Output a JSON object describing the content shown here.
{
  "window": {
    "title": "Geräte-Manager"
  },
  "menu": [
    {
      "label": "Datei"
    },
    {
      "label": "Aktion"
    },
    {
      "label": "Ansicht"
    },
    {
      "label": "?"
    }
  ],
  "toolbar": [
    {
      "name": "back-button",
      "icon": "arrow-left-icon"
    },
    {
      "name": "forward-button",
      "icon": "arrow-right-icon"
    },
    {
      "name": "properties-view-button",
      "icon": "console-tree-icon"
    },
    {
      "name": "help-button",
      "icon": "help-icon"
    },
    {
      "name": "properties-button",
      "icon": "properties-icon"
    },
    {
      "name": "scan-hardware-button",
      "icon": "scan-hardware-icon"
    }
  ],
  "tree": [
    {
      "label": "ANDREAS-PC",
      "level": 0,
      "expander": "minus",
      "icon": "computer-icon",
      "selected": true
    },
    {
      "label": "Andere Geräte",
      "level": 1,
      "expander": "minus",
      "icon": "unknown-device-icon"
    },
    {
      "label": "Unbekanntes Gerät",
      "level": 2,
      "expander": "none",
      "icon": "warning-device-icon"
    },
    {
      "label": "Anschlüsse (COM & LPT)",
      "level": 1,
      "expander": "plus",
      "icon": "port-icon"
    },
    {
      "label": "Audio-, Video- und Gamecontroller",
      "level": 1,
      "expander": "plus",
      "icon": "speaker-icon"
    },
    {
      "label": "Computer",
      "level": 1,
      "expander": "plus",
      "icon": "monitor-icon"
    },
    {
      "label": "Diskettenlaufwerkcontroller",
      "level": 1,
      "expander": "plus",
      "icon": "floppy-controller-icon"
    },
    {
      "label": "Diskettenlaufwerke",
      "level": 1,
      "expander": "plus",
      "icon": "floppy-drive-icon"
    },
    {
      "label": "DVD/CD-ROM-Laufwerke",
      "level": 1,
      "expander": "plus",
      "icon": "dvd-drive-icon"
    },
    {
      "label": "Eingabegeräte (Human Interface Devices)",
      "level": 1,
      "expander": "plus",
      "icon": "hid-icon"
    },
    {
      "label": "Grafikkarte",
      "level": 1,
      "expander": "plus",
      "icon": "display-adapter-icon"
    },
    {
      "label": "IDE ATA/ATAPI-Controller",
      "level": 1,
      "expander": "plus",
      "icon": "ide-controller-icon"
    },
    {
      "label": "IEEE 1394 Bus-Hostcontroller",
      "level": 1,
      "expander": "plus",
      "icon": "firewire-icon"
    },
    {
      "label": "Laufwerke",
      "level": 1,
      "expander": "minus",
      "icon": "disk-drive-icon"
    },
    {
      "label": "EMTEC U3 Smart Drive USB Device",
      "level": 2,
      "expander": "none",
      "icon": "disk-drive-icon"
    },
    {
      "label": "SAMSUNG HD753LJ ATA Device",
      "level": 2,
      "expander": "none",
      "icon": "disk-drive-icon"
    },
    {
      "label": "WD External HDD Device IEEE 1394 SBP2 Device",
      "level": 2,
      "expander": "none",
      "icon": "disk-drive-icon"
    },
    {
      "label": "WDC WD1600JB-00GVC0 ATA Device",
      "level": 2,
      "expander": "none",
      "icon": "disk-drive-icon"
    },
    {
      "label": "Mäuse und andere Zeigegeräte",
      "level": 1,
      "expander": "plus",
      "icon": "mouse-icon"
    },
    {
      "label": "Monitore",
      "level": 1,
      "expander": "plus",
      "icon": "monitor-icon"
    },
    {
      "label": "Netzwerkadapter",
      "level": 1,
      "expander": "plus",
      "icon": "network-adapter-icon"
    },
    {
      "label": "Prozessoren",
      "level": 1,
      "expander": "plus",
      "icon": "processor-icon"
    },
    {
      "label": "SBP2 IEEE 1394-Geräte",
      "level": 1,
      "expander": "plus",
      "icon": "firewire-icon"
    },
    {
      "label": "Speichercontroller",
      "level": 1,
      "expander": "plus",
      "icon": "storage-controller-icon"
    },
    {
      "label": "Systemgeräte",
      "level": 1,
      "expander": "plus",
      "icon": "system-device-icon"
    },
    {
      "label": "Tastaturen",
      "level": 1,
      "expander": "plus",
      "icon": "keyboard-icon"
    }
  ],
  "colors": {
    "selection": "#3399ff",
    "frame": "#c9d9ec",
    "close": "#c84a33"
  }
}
━━━
TASK INSTRUCTIONS
Locate all lines in the listing above with the word "arrow". Copy them.

RESULT FOR THIS TASK
      "icon": "arrow-left-icon"
      "icon": "arrow-right-icon"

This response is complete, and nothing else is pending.